— start of SOURCE RECORDS —

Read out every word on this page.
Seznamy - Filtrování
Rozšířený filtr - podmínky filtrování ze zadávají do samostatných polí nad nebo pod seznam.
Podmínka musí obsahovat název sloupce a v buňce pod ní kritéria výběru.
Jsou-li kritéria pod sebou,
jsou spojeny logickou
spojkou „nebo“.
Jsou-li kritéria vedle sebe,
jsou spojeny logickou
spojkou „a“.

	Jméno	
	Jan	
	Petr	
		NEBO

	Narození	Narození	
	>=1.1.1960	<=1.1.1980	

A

— end of SOURCE RECORDS —
— start of SOURCE RECORDS —

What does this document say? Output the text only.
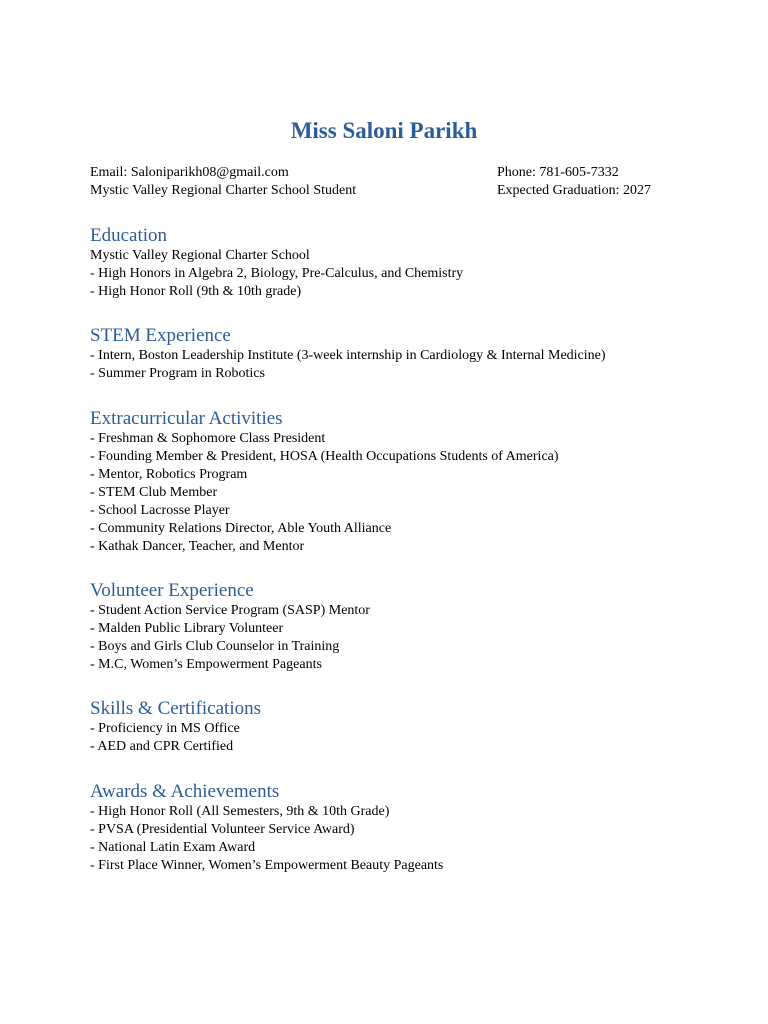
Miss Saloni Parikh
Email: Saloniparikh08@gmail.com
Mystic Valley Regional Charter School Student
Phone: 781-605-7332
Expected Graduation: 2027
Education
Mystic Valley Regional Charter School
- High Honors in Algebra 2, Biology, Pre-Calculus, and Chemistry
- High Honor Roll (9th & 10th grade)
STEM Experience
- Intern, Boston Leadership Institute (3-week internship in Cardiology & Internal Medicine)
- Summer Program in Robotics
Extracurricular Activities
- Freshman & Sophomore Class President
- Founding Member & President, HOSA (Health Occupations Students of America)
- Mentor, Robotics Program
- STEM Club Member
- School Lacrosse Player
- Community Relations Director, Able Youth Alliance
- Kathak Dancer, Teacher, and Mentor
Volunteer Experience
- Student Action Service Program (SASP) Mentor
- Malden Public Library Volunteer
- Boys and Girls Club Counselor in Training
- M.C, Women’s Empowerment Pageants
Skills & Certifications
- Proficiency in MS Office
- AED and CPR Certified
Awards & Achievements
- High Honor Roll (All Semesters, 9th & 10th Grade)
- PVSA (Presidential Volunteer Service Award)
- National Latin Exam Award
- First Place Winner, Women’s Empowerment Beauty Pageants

— end of SOURCE RECORDS —
— start of SOURCE RECORDS —

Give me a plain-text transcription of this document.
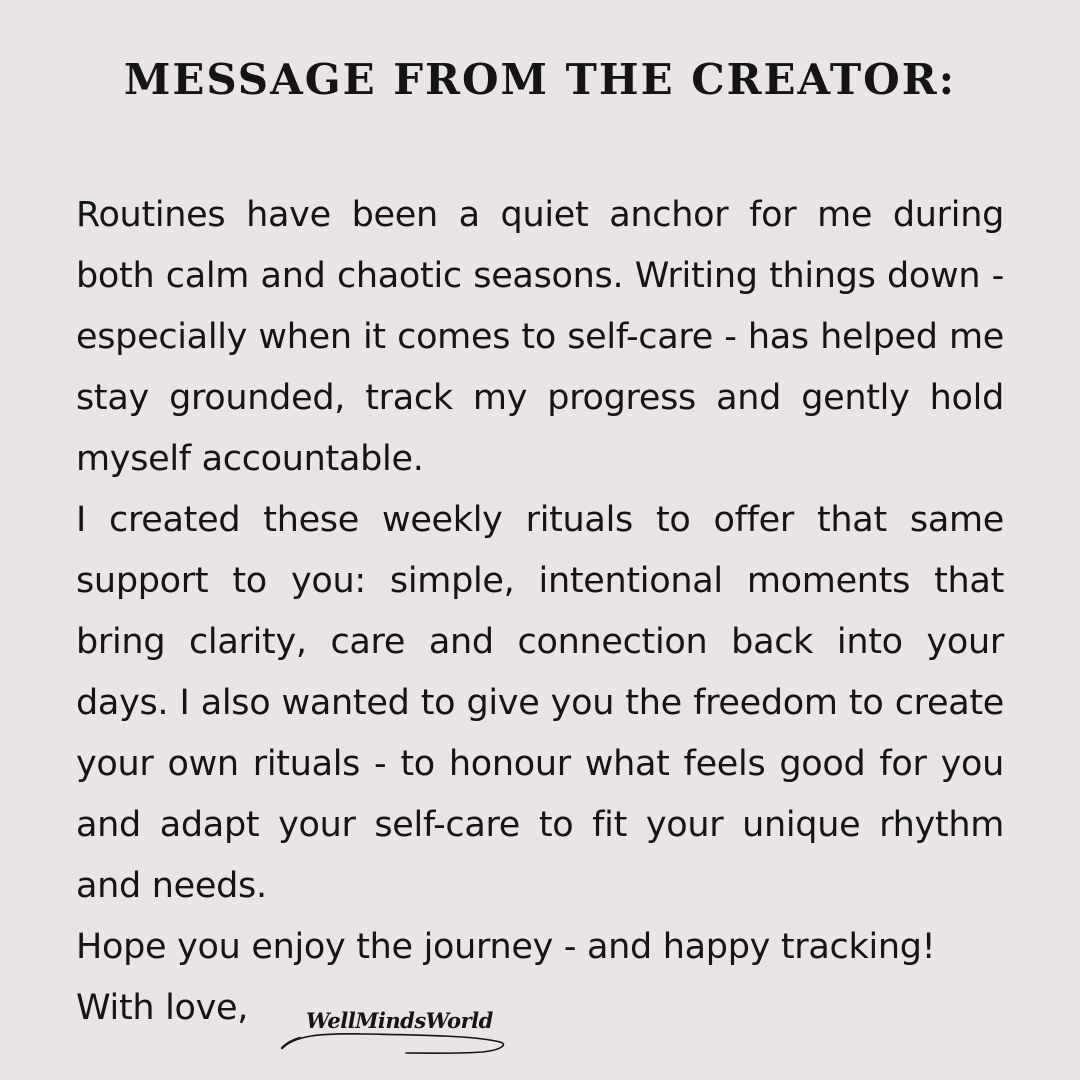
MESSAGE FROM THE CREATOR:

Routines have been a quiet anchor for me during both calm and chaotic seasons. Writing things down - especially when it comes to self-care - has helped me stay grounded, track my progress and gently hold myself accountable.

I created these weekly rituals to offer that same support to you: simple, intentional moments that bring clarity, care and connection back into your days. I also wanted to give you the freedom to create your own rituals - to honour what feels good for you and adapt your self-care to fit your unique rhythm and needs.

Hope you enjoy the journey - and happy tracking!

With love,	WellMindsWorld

— end of SOURCE RECORDS —

→ **WRITTEN REQUEST**: Make a list of all lines in the data that contain "School".

→ **TASK RESPONSE**:
Mystic Valley Regional Charter School Student
Mystic Valley Regional Charter School
- School Lacrosse Player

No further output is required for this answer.